No obstante, la gran mayoría de enmascarados tiene un comportamiento determinado por la ley de la mayoría. Muchos jóvenes van rigurosamente enmascarados por las calles en tiempos de actividades bajo el sol para liberar su rostro al caer la noche e inscribirse en los contingentes humanos festivos, que exhiben una socialidad de masa sin control experto alguno. También otras personas al cruzar la frontera entre las calles y las terrazas, territorio en el que se desenmascaran y sus cabezas se aproximan dinamitando la distancia personal. La sombra de Panurgo es alargada y modela los comportamientos de tan avanzados ciudadanos, que se muestran estrictamente disciplinados con respecto a las conminaciones expertas, y también a las poderosas fuerzas de la vida que gobiernan tanto las intimidades como los espacios colectivos de la fiesta.

Datos almacenados

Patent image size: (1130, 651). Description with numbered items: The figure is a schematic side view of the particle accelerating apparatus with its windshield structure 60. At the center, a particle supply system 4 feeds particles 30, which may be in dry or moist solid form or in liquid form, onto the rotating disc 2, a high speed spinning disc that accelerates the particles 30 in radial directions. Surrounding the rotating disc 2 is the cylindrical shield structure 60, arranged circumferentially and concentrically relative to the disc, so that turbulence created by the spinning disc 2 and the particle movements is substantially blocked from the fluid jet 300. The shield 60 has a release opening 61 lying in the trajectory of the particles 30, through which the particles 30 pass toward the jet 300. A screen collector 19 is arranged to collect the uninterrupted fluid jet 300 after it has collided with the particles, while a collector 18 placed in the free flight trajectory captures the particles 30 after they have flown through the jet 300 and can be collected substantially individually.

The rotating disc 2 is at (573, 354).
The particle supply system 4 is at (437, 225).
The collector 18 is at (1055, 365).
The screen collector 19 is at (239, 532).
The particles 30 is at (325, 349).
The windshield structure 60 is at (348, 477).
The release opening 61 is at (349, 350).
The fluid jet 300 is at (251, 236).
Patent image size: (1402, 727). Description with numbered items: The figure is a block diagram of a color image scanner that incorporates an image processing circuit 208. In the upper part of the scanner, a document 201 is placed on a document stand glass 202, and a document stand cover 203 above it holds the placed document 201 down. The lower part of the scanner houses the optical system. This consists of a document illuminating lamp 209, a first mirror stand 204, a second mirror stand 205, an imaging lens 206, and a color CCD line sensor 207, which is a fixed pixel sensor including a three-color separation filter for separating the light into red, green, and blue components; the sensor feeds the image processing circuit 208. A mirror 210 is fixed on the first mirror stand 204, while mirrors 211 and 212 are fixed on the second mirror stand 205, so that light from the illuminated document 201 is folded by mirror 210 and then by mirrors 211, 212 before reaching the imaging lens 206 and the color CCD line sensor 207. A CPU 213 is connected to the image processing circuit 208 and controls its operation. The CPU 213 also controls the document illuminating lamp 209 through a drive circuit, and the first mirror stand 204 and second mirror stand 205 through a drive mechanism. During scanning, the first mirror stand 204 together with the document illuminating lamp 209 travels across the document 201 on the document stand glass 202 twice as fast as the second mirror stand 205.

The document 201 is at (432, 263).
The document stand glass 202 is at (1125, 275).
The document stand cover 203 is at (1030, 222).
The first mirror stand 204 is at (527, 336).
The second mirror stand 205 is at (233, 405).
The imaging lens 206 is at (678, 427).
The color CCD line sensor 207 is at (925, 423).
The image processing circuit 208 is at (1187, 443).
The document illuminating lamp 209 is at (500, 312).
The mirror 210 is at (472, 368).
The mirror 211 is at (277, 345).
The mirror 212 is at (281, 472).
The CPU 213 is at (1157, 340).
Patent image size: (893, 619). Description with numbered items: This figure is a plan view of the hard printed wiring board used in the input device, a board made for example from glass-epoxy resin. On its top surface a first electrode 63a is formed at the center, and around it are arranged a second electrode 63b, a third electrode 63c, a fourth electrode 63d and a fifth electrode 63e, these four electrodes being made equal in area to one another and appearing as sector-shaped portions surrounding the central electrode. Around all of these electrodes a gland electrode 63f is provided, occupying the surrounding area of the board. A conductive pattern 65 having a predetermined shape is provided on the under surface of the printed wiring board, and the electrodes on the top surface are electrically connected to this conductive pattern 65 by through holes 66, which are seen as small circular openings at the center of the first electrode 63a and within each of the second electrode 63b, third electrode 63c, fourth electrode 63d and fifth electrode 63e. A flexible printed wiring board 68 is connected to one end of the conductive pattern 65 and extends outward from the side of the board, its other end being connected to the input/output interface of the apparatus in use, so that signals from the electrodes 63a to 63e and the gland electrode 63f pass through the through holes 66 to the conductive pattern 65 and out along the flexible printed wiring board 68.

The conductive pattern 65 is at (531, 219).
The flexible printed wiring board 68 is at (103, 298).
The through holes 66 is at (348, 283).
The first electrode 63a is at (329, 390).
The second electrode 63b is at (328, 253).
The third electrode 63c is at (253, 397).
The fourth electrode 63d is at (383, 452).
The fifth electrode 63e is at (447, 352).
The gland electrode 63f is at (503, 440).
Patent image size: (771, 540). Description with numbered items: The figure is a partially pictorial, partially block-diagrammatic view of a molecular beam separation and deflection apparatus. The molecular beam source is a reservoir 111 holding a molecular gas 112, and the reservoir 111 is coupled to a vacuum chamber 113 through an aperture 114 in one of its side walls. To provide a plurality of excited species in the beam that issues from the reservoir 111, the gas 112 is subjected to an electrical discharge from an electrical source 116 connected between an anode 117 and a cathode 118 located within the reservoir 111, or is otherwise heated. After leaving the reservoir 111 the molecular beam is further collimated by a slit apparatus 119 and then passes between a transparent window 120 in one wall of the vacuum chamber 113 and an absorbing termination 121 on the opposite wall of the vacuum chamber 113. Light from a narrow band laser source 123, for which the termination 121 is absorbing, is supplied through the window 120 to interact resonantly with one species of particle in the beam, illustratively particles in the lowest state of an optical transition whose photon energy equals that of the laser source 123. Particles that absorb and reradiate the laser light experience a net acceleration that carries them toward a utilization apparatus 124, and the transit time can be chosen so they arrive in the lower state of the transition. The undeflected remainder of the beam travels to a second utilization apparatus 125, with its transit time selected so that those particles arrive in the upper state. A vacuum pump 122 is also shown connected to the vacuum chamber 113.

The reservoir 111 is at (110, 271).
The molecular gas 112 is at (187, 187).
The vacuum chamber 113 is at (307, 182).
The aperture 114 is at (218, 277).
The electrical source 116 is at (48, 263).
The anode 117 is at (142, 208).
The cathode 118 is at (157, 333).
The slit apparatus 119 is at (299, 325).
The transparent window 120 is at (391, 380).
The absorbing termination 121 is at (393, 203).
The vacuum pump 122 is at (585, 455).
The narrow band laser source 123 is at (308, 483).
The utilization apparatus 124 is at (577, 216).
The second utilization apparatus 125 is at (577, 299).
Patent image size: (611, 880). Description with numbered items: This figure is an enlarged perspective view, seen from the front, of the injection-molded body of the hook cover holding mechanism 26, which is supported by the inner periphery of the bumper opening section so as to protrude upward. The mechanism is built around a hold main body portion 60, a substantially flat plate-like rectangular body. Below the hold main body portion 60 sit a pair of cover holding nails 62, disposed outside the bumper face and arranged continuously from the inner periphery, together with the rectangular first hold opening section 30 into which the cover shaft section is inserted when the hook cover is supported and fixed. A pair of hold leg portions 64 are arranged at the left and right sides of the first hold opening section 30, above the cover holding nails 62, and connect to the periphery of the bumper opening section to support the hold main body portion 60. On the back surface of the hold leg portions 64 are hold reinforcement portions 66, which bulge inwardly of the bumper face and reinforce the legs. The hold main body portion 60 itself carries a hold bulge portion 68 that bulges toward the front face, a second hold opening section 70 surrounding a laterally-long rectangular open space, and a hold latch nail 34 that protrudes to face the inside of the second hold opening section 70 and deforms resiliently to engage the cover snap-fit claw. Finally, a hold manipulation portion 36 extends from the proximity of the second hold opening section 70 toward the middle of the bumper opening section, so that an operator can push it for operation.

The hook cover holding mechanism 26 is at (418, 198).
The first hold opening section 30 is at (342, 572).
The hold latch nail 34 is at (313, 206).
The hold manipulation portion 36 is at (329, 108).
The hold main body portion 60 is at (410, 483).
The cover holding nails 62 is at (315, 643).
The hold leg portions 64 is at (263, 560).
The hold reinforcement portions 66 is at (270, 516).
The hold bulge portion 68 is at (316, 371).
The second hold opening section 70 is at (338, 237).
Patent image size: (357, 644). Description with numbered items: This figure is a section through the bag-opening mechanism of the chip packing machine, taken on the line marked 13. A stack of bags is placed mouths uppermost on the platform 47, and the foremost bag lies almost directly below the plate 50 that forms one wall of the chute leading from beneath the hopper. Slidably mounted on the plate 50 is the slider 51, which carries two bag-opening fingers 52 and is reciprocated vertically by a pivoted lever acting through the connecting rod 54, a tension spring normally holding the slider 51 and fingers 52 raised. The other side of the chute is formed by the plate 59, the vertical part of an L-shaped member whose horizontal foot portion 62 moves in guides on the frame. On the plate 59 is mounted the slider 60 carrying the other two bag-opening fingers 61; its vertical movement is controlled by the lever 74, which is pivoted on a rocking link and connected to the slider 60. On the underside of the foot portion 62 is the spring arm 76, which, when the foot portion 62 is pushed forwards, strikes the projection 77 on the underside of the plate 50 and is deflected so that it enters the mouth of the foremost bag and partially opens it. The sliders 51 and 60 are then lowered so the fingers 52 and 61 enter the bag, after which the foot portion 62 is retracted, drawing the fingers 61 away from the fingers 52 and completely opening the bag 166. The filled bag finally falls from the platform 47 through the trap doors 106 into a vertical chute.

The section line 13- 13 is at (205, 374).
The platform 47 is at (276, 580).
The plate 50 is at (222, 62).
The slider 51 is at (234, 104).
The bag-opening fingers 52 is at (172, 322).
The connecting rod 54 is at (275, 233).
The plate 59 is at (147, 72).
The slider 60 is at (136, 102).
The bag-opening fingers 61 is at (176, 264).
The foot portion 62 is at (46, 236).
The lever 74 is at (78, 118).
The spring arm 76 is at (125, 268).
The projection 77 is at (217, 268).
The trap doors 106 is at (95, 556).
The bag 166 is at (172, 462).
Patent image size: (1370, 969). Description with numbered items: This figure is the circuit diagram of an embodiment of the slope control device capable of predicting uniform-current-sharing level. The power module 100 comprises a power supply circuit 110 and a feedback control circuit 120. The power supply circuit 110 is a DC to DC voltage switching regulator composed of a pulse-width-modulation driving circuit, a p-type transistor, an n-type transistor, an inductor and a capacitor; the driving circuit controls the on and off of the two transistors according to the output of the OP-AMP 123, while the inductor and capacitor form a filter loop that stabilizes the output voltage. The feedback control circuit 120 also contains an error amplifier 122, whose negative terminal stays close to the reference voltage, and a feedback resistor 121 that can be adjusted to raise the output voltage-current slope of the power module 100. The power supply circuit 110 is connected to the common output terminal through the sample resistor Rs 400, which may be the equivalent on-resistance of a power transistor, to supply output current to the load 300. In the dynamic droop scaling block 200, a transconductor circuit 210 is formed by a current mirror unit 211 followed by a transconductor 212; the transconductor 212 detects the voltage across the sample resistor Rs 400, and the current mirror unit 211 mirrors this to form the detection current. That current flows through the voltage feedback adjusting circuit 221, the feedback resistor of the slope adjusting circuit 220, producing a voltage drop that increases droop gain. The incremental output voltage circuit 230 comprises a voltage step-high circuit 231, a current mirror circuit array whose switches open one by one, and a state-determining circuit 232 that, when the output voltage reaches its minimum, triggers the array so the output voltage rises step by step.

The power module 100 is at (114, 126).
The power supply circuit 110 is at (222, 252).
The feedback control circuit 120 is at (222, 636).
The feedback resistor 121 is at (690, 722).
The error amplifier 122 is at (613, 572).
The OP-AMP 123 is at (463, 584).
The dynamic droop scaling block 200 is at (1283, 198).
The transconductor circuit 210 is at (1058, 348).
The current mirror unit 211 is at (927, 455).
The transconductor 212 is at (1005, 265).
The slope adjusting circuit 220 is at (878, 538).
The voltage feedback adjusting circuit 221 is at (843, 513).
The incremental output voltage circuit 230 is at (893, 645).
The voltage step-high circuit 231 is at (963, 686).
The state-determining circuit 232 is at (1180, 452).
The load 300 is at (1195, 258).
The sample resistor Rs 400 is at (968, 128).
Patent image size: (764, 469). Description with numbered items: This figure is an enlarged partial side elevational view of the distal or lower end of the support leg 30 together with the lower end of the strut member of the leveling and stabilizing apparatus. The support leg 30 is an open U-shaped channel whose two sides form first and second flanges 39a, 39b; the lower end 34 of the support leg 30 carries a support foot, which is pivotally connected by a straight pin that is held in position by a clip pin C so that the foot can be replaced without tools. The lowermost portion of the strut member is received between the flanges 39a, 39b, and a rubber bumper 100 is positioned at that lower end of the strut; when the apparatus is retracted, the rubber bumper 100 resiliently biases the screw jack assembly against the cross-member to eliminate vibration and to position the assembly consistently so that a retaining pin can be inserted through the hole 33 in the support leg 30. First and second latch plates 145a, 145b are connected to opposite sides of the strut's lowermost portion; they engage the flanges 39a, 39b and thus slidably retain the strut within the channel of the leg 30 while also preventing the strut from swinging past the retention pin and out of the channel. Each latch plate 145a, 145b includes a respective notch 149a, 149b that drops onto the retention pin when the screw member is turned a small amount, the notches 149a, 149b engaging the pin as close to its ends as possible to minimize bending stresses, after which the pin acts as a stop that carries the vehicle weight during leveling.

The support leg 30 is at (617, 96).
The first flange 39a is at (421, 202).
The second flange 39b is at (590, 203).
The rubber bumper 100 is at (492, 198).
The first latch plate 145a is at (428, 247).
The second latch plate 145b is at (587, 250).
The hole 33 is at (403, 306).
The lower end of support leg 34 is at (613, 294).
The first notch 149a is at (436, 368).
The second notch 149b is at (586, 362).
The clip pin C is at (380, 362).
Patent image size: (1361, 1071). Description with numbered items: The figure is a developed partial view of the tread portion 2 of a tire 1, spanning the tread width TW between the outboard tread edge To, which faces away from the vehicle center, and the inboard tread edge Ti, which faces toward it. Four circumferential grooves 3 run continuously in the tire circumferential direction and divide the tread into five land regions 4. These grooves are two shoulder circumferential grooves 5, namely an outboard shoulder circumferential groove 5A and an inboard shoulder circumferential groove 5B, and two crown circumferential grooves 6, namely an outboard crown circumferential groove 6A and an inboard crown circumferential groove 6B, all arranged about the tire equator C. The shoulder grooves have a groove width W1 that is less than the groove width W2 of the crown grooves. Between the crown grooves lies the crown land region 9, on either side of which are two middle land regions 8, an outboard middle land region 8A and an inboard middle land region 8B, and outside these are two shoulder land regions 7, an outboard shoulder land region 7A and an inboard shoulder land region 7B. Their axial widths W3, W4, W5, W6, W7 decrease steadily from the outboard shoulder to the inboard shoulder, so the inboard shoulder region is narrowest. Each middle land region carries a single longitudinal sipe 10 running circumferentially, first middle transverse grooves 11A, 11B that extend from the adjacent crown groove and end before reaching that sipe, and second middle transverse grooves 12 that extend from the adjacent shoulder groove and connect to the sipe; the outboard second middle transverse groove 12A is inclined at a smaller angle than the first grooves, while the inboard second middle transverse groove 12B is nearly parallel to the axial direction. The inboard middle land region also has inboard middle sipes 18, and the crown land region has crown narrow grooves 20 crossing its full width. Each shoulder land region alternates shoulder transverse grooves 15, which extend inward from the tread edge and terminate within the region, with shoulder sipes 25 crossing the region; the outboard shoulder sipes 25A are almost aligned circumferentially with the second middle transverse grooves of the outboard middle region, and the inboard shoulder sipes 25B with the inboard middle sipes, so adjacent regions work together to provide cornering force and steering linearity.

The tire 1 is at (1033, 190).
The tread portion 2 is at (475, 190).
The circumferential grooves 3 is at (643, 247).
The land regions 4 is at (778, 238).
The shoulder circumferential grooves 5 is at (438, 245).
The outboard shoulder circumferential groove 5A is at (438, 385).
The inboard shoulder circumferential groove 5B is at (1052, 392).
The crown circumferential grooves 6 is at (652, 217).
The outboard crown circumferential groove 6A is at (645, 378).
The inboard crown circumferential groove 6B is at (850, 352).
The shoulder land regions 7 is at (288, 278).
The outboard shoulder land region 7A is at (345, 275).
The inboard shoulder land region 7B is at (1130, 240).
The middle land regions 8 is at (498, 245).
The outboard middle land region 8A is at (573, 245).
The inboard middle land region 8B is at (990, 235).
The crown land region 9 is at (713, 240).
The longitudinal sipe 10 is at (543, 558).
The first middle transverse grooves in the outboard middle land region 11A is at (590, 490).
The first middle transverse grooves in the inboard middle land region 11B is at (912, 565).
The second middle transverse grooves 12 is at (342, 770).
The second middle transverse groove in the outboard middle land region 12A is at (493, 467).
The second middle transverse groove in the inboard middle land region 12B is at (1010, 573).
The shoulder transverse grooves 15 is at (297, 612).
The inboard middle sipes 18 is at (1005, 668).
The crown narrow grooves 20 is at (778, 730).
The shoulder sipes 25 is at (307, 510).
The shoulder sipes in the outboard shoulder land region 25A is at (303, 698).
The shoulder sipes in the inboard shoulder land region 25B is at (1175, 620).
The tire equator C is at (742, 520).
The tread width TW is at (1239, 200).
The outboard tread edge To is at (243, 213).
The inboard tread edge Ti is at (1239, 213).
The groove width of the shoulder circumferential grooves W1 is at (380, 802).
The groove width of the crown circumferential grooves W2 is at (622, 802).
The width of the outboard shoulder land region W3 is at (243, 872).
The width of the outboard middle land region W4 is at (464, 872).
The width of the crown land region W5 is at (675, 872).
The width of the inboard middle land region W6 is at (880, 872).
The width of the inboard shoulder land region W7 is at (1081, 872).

:: Lista de tareas ::
1) Responde, con base en el fragmento sobre los enmascarados:
(a) ¿En qué momento liberan su rostro muchos jóvenes?
(b) ¿Entre qué dos espacios está la frontera que cruzan otras personas antes de desenmascararse?
(c) ¿De quién es la sombra que se describe como alargada?
2) Prosigue el fragmento sobre los enmascarados a partir de su última oración.

:: Respuestas dadas ::
1)
(a) Al caer la noche.
(b) Entre las calles y las terrazas.
(c) De Panurgo.

2)
En estos meses he podido presenciar un pequeño acontecimiento cotidiano que muestra la irracionalidad de las sociedades de control experto. En el parque del Retiro se puede contemplar la libertad de la gente hacinada en sus múltiples terrazas, en las que no se ve una mascarilla y tienen lugar prácticas de relación cara a cara que dinamitan la idea de distancia personal. Estos son los que pagan por estar asentados en esas mesas y sillas. Por el contrario, en el exterior, un grupo de jóvenes sentados en círculo sobre el césped son obligados a portar la mascarilla. He visto a la policía municipal de la era del capitalismo epidemiológico multar a los congregados sobre un suelo gratuito. La racionalidad no es precisamente el fuerte del gobierno epidemiológico de la vida.

El semáforo es un territorio de encuentro de socialidades y subjetividades diferenciadas que amenazan la coexistencia pacífica. Los malos resultados de la pandemia, manifestados en un peculiar movimiento que se asemeja al de las mareas, generan una furia incontenible en contra de los pueblos de los pieles rojas. Estos son vistos como gentes que tienen la desmesura de practicar la misma norma que permite descubrir el rostro en los espacios exteriores. Su comportamiento reta al de la mayoría mediatizada y asustada que desborda a los mismos expertos, fraguado en los largos meses vividos en este exótico estado de excepción.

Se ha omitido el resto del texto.